GIVEN RECORDS

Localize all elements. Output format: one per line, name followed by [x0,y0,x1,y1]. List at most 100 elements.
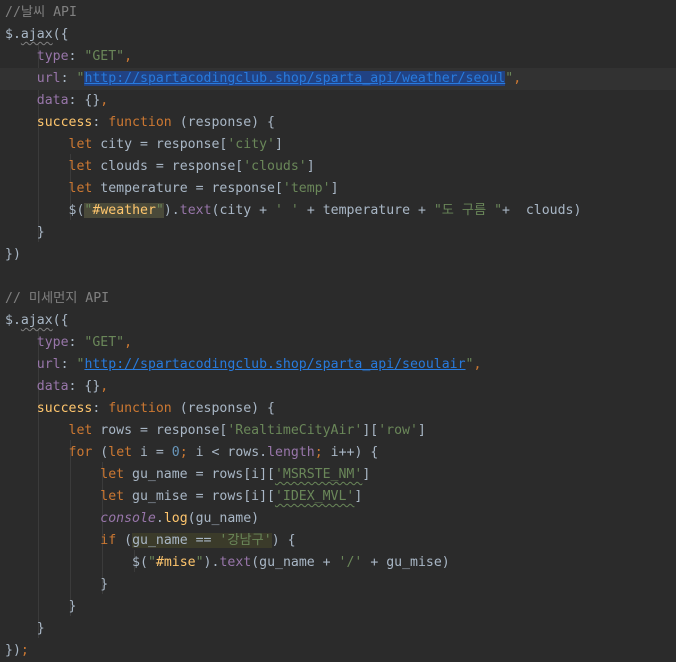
code-token: ({ [52,313,69,328]
code-line[interactable]: let temperature = response['temp'] [5,178,339,200]
code-line[interactable]: $("#mise").text(gu_name + '/' + gu_mise) [5,552,450,574]
code-line[interactable]: data: {}, [5,90,108,112]
code-token: i++) { [330,445,379,460]
code-line[interactable]: } [5,596,77,618]
code-line-content: // 미세먼지 API [5,291,109,306]
code-editor[interactable]: //날씨 API $.ajax({ type: "GET", url: "http… [0,0,676,662]
code-token: (city + [211,203,276,218]
code-token: ; [314,445,331,460]
code-token: 'IDEX_MVL' [274,489,355,504]
code-line-content: for (let i = 0; i < rows.length; i++) { [5,445,379,460]
code-line[interactable]: success: function (response) { [5,398,275,420]
code-line[interactable]: $.ajax({ [5,310,69,332]
code-line[interactable]: } [5,222,45,244]
code-token: 'RealtimeCityAir' [227,423,363,438]
code-line[interactable]: success: function (response) { [5,112,275,134]
code-token: console [100,511,156,526]
code-token: 'city' [227,137,275,152]
code-token: } [5,599,77,614]
code-line-content: } [5,621,45,636]
code-token: text [179,203,212,218]
code-line[interactable]: url: "http://spartacodingclub.shop/spart… [0,68,676,90]
code-line-content: success: function (response) { [5,401,275,416]
code-line[interactable]: } [5,618,45,640]
code-line-content: data: {}, [5,93,108,108]
code-token: : {} [68,379,101,394]
code-token: 'MSRSTE_NM' [274,467,363,482]
code-line[interactable]: let city = response['city'] [5,134,283,156]
code-line-content: let rows = response['RealtimeCityAir']['… [5,423,426,438]
code-line[interactable]: //날씨 API [5,2,77,24]
code-token: #mise [155,555,196,570]
code-line[interactable]: if (gu_name == '강남구') { [5,530,296,552]
code-line[interactable]: }); [5,640,29,662]
code-token: " [465,357,474,372]
code-token: for [68,445,93,460]
code-token: , [124,335,133,350]
code-token: + temperature + [298,203,434,218]
code-line[interactable]: $("#weather").text(city + ' ' + temperat… [5,200,581,222]
code-line[interactable]: let clouds = response['clouds'] [5,156,315,178]
code-token: : [68,335,85,350]
code-token: gu_name == [132,533,220,548]
code-line[interactable]: } [5,574,108,596]
code-token: , [473,357,482,372]
code-line[interactable]: // 미세먼지 API [5,288,109,310]
code-line[interactable]: type: "GET", [5,332,132,354]
code-line[interactable]: for (let i = 0; i < rows.length; i++) { [5,442,379,464]
code-token: type [36,49,69,64]
code-token: : [60,357,77,372]
code-line[interactable]: url: "http://spartacodingclub.shop/spart… [5,354,482,376]
code-token: $. [5,313,21,328]
code-token: 'clouds' [243,159,307,174]
code-line[interactable]: $.ajax({ [5,24,69,46]
code-token: function [108,401,172,416]
code-line-content: }) [5,247,21,262]
code-line[interactable]: type: "GET", [5,46,132,68]
code-line[interactable]: data: {}, [5,376,108,398]
code-token: url [36,357,61,372]
code-line-content: //날씨 API [5,5,77,20]
code-line-content: console.log(gu_name) [5,511,259,526]
url-link[interactable]: http://spartacodingclub.shop/sparta_api/… [84,357,465,372]
url-link[interactable]: http://spartacodingclub.shop/sparta_api/… [84,71,506,86]
code-token: " [195,555,204,570]
code-token: ] [362,467,371,482]
code-line-content: let gu_name = rows[i]['MSRSTE_NM'] [5,467,370,482]
code-token: } [5,225,45,240]
code-token: gu_mise = rows[i][ [124,489,275,504]
code-line[interactable]: }) [5,244,21,266]
code-token: " [147,555,156,570]
code-token: } [5,621,45,636]
code-line-content: url: "http://spartacodingclub.shop/spart… [5,357,482,372]
code-line-content: }); [5,643,29,658]
code-line[interactable]: let rows = response['RealtimeCityAir']['… [5,420,426,442]
code-token: function [108,115,172,130]
code-token: $( [68,203,85,218]
code-token: $. [5,27,21,42]
code-token: , [100,93,109,108]
code-line-content: type: "GET", [5,335,132,350]
code-line-content: $.ajax({ [5,313,69,328]
code-line-content: let city = response['city'] [5,137,283,152]
code-token: city = response[ [92,137,228,152]
code-line[interactable]: let gu_mise = rows[i]['IDEX_MVL'] [5,486,362,508]
code-line[interactable]: let gu_name = rows[i]['MSRSTE_NM'] [5,464,370,486]
code-token: ; [179,445,196,460]
code-token: ] [274,137,283,152]
code-token: (gu_name + [251,555,339,570]
code-token: url [36,71,61,86]
code-line-content: type: "GET", [5,49,132,64]
code-line[interactable]: console.log(gu_name) [5,508,259,530]
code-token: }) [5,643,21,658]
code-token: ajax [20,313,53,328]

WHAT YOU HAVE TO DO
Count how many lines in the rows above contain the string "shop", with case counting. Reply with the number only.

WRITTEN RESPONSE
5